## PROBLEM STATEMENT
Wherever "rgba" appears in a line, list that line.

[Dataset records]
_ _ _ _ _ _ _
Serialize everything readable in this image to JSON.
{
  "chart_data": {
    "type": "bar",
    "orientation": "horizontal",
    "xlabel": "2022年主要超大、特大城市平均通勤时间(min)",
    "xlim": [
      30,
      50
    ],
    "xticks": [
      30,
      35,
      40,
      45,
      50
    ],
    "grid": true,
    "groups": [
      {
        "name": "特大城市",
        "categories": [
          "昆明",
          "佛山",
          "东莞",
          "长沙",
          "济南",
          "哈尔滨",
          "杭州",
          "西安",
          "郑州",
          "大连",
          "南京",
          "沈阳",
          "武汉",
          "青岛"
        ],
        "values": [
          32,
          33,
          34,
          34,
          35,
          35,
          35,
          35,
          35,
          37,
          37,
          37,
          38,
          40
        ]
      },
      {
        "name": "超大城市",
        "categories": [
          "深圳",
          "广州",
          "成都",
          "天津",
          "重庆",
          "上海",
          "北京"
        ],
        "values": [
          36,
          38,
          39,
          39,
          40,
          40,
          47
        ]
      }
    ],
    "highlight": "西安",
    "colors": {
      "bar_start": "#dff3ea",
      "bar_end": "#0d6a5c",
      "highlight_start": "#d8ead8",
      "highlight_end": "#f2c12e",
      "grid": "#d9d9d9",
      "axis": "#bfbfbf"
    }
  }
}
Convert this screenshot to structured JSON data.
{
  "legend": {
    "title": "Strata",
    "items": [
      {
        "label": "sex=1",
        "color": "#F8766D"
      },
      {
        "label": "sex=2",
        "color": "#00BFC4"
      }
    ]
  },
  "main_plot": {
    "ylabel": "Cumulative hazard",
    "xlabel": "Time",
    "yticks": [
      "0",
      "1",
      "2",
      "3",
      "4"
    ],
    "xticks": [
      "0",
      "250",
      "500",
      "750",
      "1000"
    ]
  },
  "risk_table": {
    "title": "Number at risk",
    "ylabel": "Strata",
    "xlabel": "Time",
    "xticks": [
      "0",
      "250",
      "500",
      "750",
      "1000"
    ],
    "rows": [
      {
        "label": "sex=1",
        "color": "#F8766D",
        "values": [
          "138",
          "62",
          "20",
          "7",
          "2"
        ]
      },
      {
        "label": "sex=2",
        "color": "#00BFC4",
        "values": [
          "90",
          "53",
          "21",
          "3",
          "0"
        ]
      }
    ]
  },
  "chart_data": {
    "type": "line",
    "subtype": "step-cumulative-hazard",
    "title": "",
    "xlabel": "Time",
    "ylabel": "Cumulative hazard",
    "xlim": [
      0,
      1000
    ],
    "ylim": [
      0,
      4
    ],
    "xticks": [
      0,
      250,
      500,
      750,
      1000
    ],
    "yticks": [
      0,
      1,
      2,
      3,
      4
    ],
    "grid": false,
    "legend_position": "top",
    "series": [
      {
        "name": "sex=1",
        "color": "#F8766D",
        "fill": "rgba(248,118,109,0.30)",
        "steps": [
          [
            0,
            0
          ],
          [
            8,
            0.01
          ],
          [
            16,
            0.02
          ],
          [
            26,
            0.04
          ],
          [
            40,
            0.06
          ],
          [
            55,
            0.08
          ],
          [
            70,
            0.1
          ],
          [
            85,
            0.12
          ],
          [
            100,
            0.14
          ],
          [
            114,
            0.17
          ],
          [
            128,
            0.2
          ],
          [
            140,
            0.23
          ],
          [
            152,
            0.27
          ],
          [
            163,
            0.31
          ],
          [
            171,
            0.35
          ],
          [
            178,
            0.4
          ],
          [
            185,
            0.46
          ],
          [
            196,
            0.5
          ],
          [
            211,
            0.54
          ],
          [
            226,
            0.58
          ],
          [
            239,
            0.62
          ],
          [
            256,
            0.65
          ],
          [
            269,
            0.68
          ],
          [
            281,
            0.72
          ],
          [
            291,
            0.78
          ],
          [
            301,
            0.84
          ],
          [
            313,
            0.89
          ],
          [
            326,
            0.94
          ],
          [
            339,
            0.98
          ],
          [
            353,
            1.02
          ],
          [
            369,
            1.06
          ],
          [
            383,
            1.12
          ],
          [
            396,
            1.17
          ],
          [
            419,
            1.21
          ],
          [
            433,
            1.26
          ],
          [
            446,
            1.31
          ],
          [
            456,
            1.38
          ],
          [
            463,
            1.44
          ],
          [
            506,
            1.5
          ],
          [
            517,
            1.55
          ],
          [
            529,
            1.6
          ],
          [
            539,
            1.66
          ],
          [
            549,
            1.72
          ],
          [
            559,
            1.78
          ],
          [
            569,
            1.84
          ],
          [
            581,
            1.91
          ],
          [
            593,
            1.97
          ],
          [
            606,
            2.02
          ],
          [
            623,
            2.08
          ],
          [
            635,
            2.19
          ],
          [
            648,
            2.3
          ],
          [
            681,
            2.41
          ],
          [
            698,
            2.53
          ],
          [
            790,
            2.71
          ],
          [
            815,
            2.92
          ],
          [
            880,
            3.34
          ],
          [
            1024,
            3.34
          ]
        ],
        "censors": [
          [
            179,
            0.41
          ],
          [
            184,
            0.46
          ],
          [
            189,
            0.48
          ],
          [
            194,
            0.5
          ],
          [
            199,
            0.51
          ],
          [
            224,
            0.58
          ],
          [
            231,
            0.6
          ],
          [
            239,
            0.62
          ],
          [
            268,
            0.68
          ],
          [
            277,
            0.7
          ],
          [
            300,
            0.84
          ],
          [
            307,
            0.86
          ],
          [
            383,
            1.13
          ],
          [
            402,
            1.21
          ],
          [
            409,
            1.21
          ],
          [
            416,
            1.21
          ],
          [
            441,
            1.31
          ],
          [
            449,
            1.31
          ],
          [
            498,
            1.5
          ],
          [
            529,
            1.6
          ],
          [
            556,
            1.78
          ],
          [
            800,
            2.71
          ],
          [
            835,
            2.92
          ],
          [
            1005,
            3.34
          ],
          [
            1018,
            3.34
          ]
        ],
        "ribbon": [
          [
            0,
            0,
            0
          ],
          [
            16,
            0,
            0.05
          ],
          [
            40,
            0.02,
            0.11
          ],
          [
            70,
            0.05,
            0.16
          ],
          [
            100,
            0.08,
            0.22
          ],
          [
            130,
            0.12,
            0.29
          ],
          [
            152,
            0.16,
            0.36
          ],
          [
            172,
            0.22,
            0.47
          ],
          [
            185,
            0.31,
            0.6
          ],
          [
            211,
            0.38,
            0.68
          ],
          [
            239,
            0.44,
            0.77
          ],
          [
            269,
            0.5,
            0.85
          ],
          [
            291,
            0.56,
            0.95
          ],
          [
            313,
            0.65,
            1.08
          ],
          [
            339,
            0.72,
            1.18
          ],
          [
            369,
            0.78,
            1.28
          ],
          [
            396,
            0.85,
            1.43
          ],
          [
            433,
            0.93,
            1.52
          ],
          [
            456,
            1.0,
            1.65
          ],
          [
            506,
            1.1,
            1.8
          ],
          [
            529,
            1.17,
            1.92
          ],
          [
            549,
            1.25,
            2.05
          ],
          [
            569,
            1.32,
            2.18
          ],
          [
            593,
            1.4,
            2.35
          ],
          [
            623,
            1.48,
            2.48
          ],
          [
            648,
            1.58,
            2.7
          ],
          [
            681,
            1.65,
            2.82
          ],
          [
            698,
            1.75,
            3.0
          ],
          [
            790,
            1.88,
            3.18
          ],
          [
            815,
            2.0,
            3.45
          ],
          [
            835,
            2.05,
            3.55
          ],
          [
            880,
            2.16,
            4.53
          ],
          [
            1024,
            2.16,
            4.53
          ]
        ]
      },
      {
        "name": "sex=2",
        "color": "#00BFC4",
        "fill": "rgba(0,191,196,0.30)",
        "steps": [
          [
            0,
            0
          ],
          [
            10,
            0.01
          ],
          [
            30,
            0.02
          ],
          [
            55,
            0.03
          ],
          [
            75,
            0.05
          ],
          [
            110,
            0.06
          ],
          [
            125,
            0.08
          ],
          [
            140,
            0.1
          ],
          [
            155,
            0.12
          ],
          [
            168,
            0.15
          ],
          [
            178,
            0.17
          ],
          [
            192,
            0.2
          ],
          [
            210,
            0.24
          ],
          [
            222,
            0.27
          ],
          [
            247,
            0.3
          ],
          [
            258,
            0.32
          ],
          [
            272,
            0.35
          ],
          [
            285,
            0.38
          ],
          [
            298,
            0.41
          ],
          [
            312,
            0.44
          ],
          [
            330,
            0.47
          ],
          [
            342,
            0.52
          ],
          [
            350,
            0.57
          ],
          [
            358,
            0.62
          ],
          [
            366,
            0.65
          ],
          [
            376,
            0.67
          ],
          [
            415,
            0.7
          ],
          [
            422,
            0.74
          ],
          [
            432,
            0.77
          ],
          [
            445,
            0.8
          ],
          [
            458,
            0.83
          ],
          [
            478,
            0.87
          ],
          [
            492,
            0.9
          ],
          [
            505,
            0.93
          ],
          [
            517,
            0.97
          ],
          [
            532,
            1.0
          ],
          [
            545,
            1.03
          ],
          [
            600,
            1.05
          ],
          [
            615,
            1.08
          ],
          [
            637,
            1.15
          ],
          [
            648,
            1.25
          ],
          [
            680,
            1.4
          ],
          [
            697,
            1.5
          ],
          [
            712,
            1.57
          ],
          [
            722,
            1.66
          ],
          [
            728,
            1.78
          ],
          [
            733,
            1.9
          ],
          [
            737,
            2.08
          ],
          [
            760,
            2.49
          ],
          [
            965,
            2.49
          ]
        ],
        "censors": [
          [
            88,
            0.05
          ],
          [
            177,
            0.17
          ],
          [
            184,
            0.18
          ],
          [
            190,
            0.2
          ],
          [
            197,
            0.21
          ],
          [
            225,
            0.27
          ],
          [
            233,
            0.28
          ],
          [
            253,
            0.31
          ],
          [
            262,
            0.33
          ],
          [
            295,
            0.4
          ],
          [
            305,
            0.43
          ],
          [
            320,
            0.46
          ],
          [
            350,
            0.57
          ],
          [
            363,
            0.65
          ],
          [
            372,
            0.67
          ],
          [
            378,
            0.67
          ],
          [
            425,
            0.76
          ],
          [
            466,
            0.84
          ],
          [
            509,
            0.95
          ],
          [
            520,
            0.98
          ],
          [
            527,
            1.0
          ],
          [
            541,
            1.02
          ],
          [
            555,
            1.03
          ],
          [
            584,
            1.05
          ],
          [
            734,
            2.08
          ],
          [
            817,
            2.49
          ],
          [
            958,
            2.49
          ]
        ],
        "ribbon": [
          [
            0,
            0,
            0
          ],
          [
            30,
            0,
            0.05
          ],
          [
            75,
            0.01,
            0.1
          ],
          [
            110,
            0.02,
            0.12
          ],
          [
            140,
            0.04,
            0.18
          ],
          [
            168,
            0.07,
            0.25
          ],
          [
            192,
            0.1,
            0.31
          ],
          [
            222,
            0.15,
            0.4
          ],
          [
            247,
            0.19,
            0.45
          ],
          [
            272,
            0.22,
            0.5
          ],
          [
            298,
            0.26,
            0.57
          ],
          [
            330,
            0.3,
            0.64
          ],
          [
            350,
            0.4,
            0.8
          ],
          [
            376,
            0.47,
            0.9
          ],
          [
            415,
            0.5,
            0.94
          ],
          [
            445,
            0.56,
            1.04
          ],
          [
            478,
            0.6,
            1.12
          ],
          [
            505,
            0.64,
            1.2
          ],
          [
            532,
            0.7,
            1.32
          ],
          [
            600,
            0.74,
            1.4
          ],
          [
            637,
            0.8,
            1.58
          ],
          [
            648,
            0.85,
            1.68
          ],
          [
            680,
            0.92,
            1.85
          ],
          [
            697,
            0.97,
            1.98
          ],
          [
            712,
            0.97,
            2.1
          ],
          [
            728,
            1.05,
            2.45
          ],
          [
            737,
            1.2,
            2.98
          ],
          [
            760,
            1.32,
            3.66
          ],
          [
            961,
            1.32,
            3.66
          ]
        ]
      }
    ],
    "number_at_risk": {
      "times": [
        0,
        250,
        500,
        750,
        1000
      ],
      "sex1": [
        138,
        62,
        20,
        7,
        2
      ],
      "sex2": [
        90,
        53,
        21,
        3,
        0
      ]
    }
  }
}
_ _ _ _ _ _ _
## RESULT OF THIS TASK
        "fill": "rgba(248,118,109,0.30)",
        "fill": "rgba(0,191,196,0.30)",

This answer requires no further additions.